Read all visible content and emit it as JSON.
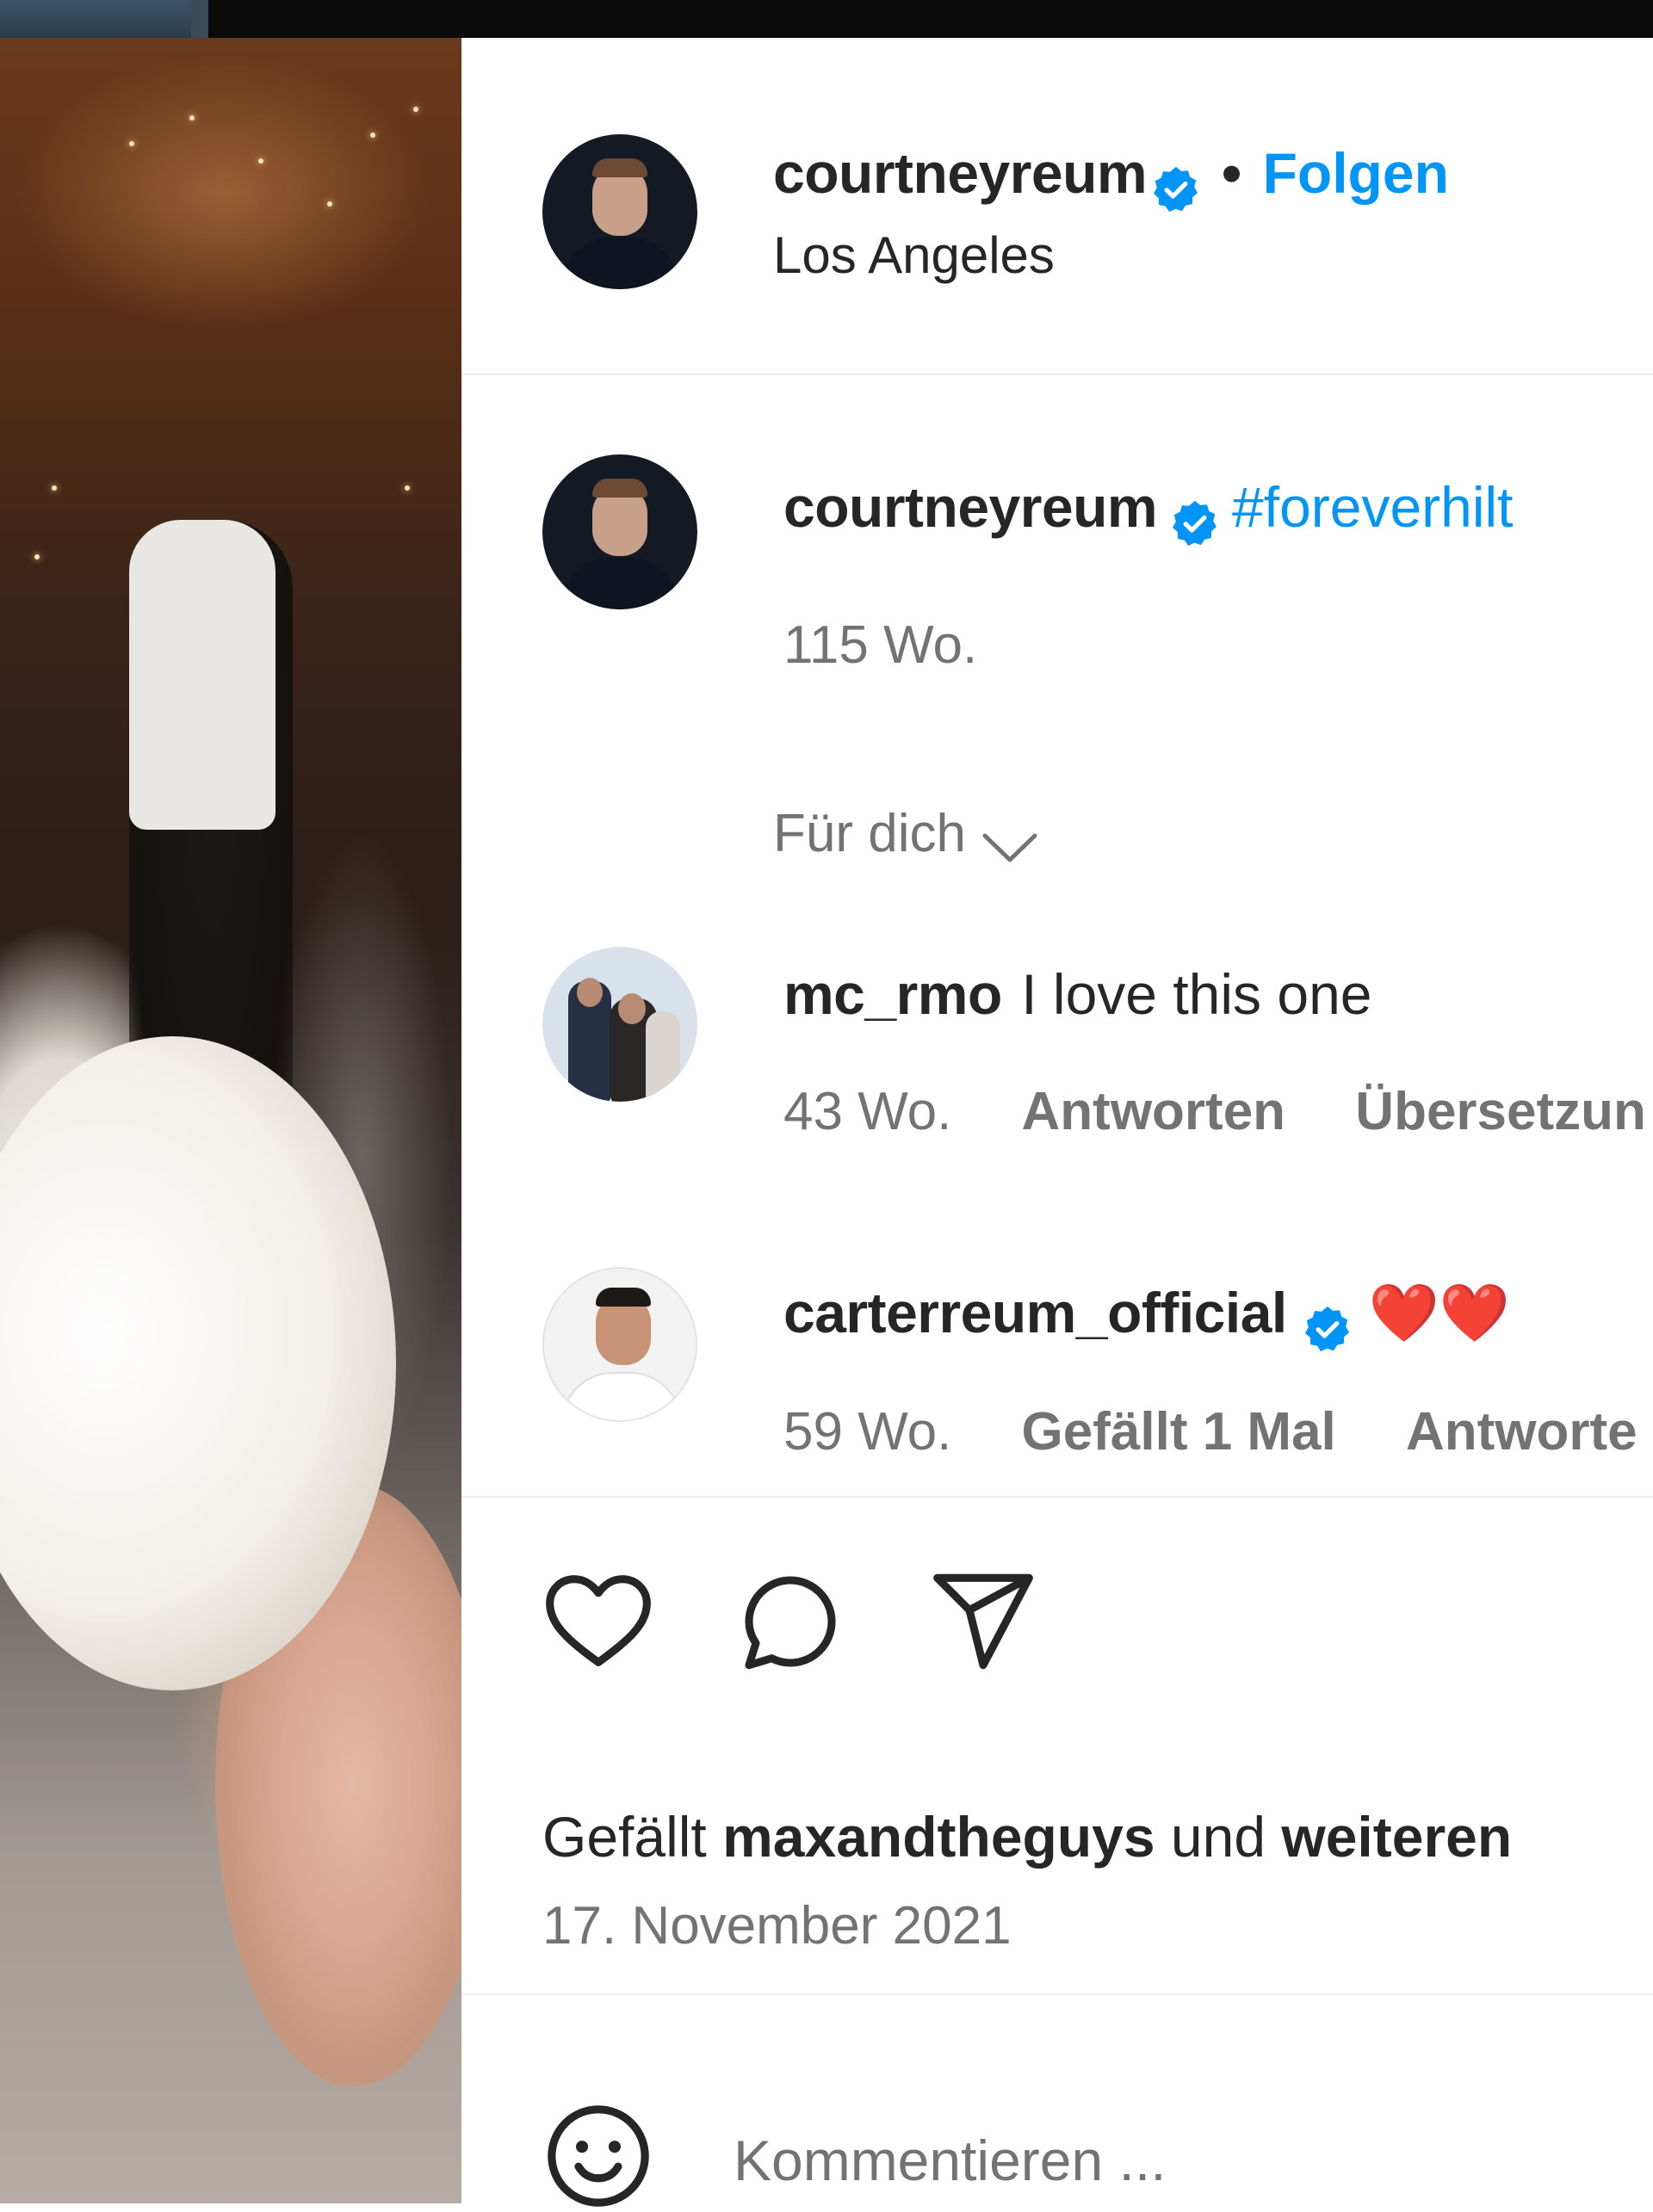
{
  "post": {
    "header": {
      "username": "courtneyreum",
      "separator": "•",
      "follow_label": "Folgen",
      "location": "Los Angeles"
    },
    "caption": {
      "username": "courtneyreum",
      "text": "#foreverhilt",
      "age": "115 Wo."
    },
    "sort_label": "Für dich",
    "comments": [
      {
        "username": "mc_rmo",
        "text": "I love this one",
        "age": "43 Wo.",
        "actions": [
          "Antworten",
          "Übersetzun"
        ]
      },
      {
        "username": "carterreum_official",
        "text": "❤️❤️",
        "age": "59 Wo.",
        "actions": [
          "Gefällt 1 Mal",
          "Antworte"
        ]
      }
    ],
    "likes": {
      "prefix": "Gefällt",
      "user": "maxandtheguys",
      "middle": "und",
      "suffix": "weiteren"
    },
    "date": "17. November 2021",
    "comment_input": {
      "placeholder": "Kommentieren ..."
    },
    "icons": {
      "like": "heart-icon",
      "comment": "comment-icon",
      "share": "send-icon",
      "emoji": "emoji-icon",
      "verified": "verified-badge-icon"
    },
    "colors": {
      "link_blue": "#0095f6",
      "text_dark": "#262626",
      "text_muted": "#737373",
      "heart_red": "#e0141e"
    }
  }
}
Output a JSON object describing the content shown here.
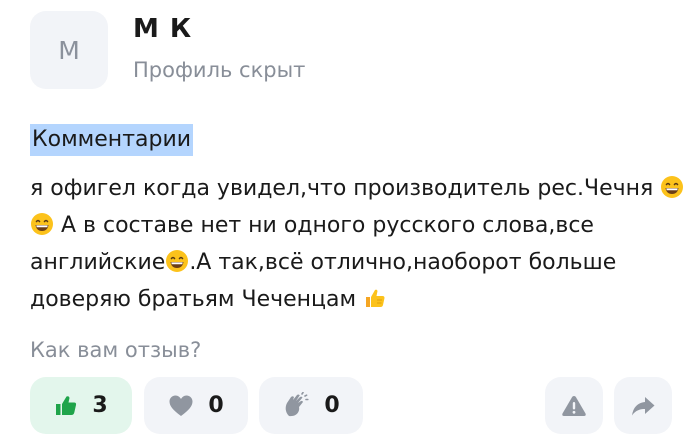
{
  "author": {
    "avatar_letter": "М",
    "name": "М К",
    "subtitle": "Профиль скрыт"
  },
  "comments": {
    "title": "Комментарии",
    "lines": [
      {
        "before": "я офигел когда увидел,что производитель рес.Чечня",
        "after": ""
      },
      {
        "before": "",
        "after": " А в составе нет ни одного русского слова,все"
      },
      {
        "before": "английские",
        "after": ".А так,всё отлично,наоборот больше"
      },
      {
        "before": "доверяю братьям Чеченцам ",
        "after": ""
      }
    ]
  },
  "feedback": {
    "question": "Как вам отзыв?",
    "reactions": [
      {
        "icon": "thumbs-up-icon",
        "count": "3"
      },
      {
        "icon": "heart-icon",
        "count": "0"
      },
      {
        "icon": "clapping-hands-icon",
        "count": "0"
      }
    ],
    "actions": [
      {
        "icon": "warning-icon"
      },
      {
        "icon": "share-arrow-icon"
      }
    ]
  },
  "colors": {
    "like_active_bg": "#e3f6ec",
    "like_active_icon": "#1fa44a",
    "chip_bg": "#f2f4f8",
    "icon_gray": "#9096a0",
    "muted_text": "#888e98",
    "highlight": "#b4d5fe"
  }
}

--*--

◆ Task goal:
Which lines hold the string "share"? Copy all of them from the data above.

◆ Full response:
      "share": "send-icon",
        "icon": "share-arrow-icon"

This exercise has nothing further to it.